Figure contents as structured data
####################
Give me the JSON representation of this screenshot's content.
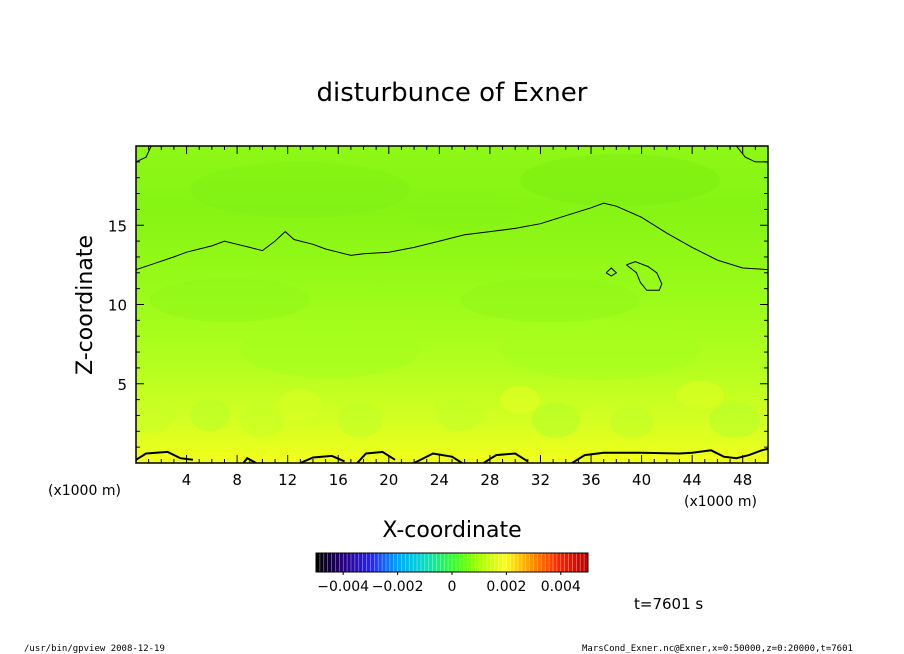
{
  "chart_data": {
    "type": "heatmap",
    "title": "disturbunce of Exner",
    "xlabel": "X-coordinate",
    "ylabel": "Z-coordinate",
    "x_unit": "(x1000 m)",
    "y_unit": "(x1000 m)",
    "xlim": [
      0,
      50
    ],
    "ylim": [
      0,
      20
    ],
    "x_ticks": [
      4,
      8,
      12,
      16,
      20,
      24,
      28,
      32,
      36,
      40,
      44,
      48
    ],
    "y_ticks": [
      5,
      10,
      15
    ],
    "colorbar": {
      "ticks": [
        -0.004,
        -0.002,
        0,
        0.002,
        0.004
      ],
      "tick_labels": [
        "−0.004",
        "−0.002",
        "0",
        "0.002",
        "0.004"
      ],
      "range": [
        -0.005,
        0.005
      ],
      "colormap": [
        "#000000",
        "#2a0088",
        "#2424ff",
        "#00a8ff",
        "#00e0c0",
        "#30ff30",
        "#a8ff00",
        "#ffff00",
        "#ff9000",
        "#ff2000",
        "#c00000"
      ]
    },
    "contour_levels": [
      0
    ],
    "field_description_rows": [
      {
        "z": 19,
        "value": 0.0006
      },
      {
        "z": 15,
        "value": 0.0005
      },
      {
        "z": 10,
        "value": 0.0008
      },
      {
        "z": 5,
        "value": 0.0012
      },
      {
        "z": 1,
        "value": 0.0018
      }
    ],
    "contours": [
      {
        "name": "upper-contour",
        "points": [
          [
            0,
            12.2
          ],
          [
            1.5,
            12.6
          ],
          [
            3,
            13.0
          ],
          [
            4,
            13.3
          ],
          [
            5,
            13.5
          ],
          [
            6,
            13.7
          ],
          [
            7,
            14.0
          ],
          [
            8,
            13.8
          ],
          [
            9,
            13.6
          ],
          [
            10,
            13.4
          ],
          [
            11,
            14.0
          ],
          [
            11.8,
            14.6
          ],
          [
            12.5,
            14.1
          ],
          [
            13,
            14.0
          ],
          [
            14,
            13.8
          ],
          [
            15,
            13.5
          ],
          [
            16,
            13.3
          ],
          [
            17,
            13.1
          ],
          [
            18,
            13.2
          ],
          [
            20,
            13.3
          ],
          [
            22,
            13.6
          ],
          [
            24,
            14.0
          ],
          [
            26,
            14.4
          ],
          [
            28,
            14.6
          ],
          [
            30,
            14.8
          ],
          [
            32,
            15.1
          ],
          [
            34,
            15.6
          ],
          [
            36,
            16.1
          ],
          [
            37,
            16.4
          ],
          [
            38,
            16.2
          ],
          [
            40,
            15.5
          ],
          [
            42,
            14.5
          ],
          [
            44,
            13.6
          ],
          [
            46,
            12.8
          ],
          [
            48,
            12.3
          ],
          [
            50,
            12.2
          ]
        ]
      },
      {
        "name": "island-contour-a",
        "points": [
          [
            37.2,
            12.0
          ],
          [
            37.6,
            12.3
          ],
          [
            38.0,
            12.0
          ],
          [
            37.6,
            11.8
          ],
          [
            37.2,
            12.0
          ]
        ]
      },
      {
        "name": "island-contour-b",
        "points": [
          [
            38.8,
            12.5
          ],
          [
            39.5,
            12.7
          ],
          [
            40.5,
            12.4
          ],
          [
            41.2,
            12.0
          ],
          [
            41.6,
            11.3
          ],
          [
            41.4,
            10.9
          ],
          [
            40.4,
            10.9
          ],
          [
            39.9,
            11.4
          ],
          [
            39.6,
            12.0
          ],
          [
            38.8,
            12.5
          ]
        ]
      },
      {
        "name": "top-left-corner-contour",
        "points": [
          [
            0,
            19.0
          ],
          [
            0.8,
            19.3
          ],
          [
            1.2,
            20
          ]
        ]
      },
      {
        "name": "top-right-corner-contour",
        "points": [
          [
            47.5,
            20
          ],
          [
            48.2,
            19.3
          ],
          [
            49,
            19.0
          ],
          [
            50,
            19.0
          ]
        ]
      },
      {
        "name": "bottom-contour-1",
        "points": [
          [
            0,
            0.2
          ],
          [
            0.8,
            0.6
          ],
          [
            2.5,
            0.7
          ],
          [
            3.5,
            0.3
          ],
          [
            4.5,
            0.2
          ]
        ]
      },
      {
        "name": "bottom-contour-2",
        "points": [
          [
            8.5,
            0
          ],
          [
            8.8,
            0.3
          ],
          [
            9.5,
            0
          ]
        ]
      },
      {
        "name": "bottom-contour-3",
        "points": [
          [
            13,
            0
          ],
          [
            14,
            0.35
          ],
          [
            15.5,
            0.45
          ],
          [
            16.5,
            0.1
          ]
        ]
      },
      {
        "name": "bottom-contour-4",
        "points": [
          [
            17.5,
            0
          ],
          [
            18.2,
            0.6
          ],
          [
            19.5,
            0.7
          ],
          [
            20.5,
            0.2
          ]
        ]
      },
      {
        "name": "bottom-contour-5",
        "points": [
          [
            22,
            0
          ],
          [
            23.5,
            0.6
          ],
          [
            25,
            0.4
          ],
          [
            25.8,
            0
          ]
        ]
      },
      {
        "name": "bottom-contour-6",
        "points": [
          [
            27.5,
            0
          ],
          [
            28.5,
            0.5
          ],
          [
            30,
            0.6
          ],
          [
            31,
            0.1
          ]
        ]
      },
      {
        "name": "bottom-contour-7",
        "points": [
          [
            34.5,
            0
          ],
          [
            35.5,
            0.5
          ],
          [
            37,
            0.65
          ],
          [
            40,
            0.65
          ],
          [
            43,
            0.6
          ],
          [
            44,
            0.65
          ],
          [
            45.5,
            0.8
          ],
          [
            46.5,
            0.4
          ],
          [
            47.5,
            0.3
          ],
          [
            48.5,
            0.5
          ],
          [
            49.5,
            0.8
          ],
          [
            50,
            0.9
          ]
        ]
      }
    ]
  },
  "footer": {
    "left": "/usr/bin/gpview   2008-12-19",
    "right": "MarsCond_Exner.nc@Exner,x=0:50000,z=0:20000,t=7601",
    "time": "t=7601 s"
  }
}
####################
Aim of the task
All of the records above must be copied exactly, except for the pictures.

Answer to the problem
Give me the JSON representation of this screenshot's content.
{
  "chart_data": {
    "type": "heatmap",
    "title": "disturbunce of Exner",
    "xlabel": "X-coordinate",
    "ylabel": "Z-coordinate",
    "x_unit": "(x1000 m)",
    "y_unit": "(x1000 m)",
    "xlim": [
      0,
      50
    ],
    "ylim": [
      0,
      20
    ],
    "x_ticks": [
      4,
      8,
      12,
      16,
      20,
      24,
      28,
      32,
      36,
      40,
      44,
      48
    ],
    "y_ticks": [
      5,
      10,
      15
    ],
    "colorbar": {
      "ticks": [
        -0.004,
        -0.002,
        0,
        0.002,
        0.004
      ],
      "tick_labels": [
        "−0.004",
        "−0.002",
        "0",
        "0.002",
        "0.004"
      ],
      "range": [
        -0.005,
        0.005
      ],
      "colormap": [
        "#000000",
        "#2a0088",
        "#2424ff",
        "#00a8ff",
        "#00e0c0",
        "#30ff30",
        "#a8ff00",
        "#ffff00",
        "#ff9000",
        "#ff2000",
        "#c00000"
      ]
    },
    "contour_levels": [
      0
    ],
    "field_description_rows": [
      {
        "z": 19,
        "value": 0.0006
      },
      {
        "z": 15,
        "value": 0.0005
      },
      {
        "z": 10,
        "value": 0.0008
      },
      {
        "z": 5,
        "value": 0.0012
      },
      {
        "z": 1,
        "value": 0.0018
      }
    ],
    "contours": [
      {
        "name": "upper-contour",
        "points": [
          [
            0,
            12.2
          ],
          [
            1.5,
            12.6
          ],
          [
            3,
            13.0
          ],
          [
            4,
            13.3
          ],
          [
            5,
            13.5
          ],
          [
            6,
            13.7
          ],
          [
            7,
            14.0
          ],
          [
            8,
            13.8
          ],
          [
            9,
            13.6
          ],
          [
            10,
            13.4
          ],
          [
            11,
            14.0
          ],
          [
            11.8,
            14.6
          ],
          [
            12.5,
            14.1
          ],
          [
            13,
            14.0
          ],
          [
            14,
            13.8
          ],
          [
            15,
            13.5
          ],
          [
            16,
            13.3
          ],
          [
            17,
            13.1
          ],
          [
            18,
            13.2
          ],
          [
            20,
            13.3
          ],
          [
            22,
            13.6
          ],
          [
            24,
            14.0
          ],
          [
            26,
            14.4
          ],
          [
            28,
            14.6
          ],
          [
            30,
            14.8
          ],
          [
            32,
            15.1
          ],
          [
            34,
            15.6
          ],
          [
            36,
            16.1
          ],
          [
            37,
            16.4
          ],
          [
            38,
            16.2
          ],
          [
            40,
            15.5
          ],
          [
            42,
            14.5
          ],
          [
            44,
            13.6
          ],
          [
            46,
            12.8
          ],
          [
            48,
            12.3
          ],
          [
            50,
            12.2
          ]
        ]
      },
      {
        "name": "island-contour-a",
        "points": [
          [
            37.2,
            12.0
          ],
          [
            37.6,
            12.3
          ],
          [
            38.0,
            12.0
          ],
          [
            37.6,
            11.8
          ],
          [
            37.2,
            12.0
          ]
        ]
      },
      {
        "name": "island-contour-b",
        "points": [
          [
            38.8,
            12.5
          ],
          [
            39.5,
            12.7
          ],
          [
            40.5,
            12.4
          ],
          [
            41.2,
            12.0
          ],
          [
            41.6,
            11.3
          ],
          [
            41.4,
            10.9
          ],
          [
            40.4,
            10.9
          ],
          [
            39.9,
            11.4
          ],
          [
            39.6,
            12.0
          ],
          [
            38.8,
            12.5
          ]
        ]
      },
      {
        "name": "top-left-corner-contour",
        "points": [
          [
            0,
            19.0
          ],
          [
            0.8,
            19.3
          ],
          [
            1.2,
            20
          ]
        ]
      },
      {
        "name": "top-right-corner-contour",
        "points": [
          [
            47.5,
            20
          ],
          [
            48.2,
            19.3
          ],
          [
            49,
            19.0
          ],
          [
            50,
            19.0
          ]
        ]
      },
      {
        "name": "bottom-contour-1",
        "points": [
          [
            0,
            0.2
          ],
          [
            0.8,
            0.6
          ],
          [
            2.5,
            0.7
          ],
          [
            3.5,
            0.3
          ],
          [
            4.5,
            0.2
          ]
        ]
      },
      {
        "name": "bottom-contour-2",
        "points": [
          [
            8.5,
            0
          ],
          [
            8.8,
            0.3
          ],
          [
            9.5,
            0
          ]
        ]
      },
      {
        "name": "bottom-contour-3",
        "points": [
          [
            13,
            0
          ],
          [
            14,
            0.35
          ],
          [
            15.5,
            0.45
          ],
          [
            16.5,
            0.1
          ]
        ]
      },
      {
        "name": "bottom-contour-4",
        "points": [
          [
            17.5,
            0
          ],
          [
            18.2,
            0.6
          ],
          [
            19.5,
            0.7
          ],
          [
            20.5,
            0.2
          ]
        ]
      },
      {
        "name": "bottom-contour-5",
        "points": [
          [
            22,
            0
          ],
          [
            23.5,
            0.6
          ],
          [
            25,
            0.4
          ],
          [
            25.8,
            0
          ]
        ]
      },
      {
        "name": "bottom-contour-6",
        "points": [
          [
            27.5,
            0
          ],
          [
            28.5,
            0.5
          ],
          [
            30,
            0.6
          ],
          [
            31,
            0.1
          ]
        ]
      },
      {
        "name": "bottom-contour-7",
        "points": [
          [
            34.5,
            0
          ],
          [
            35.5,
            0.5
          ],
          [
            37,
            0.65
          ],
          [
            40,
            0.65
          ],
          [
            43,
            0.6
          ],
          [
            44,
            0.65
          ],
          [
            45.5,
            0.8
          ],
          [
            46.5,
            0.4
          ],
          [
            47.5,
            0.3
          ],
          [
            48.5,
            0.5
          ],
          [
            49.5,
            0.8
          ],
          [
            50,
            0.9
          ]
        ]
      }
    ]
  },
  "footer": {
    "left": "/usr/bin/gpview   2008-12-19",
    "right": "MarsCond_Exner.nc@Exner,x=0:50000,z=0:20000,t=7601",
    "time": "t=7601 s"
  }
}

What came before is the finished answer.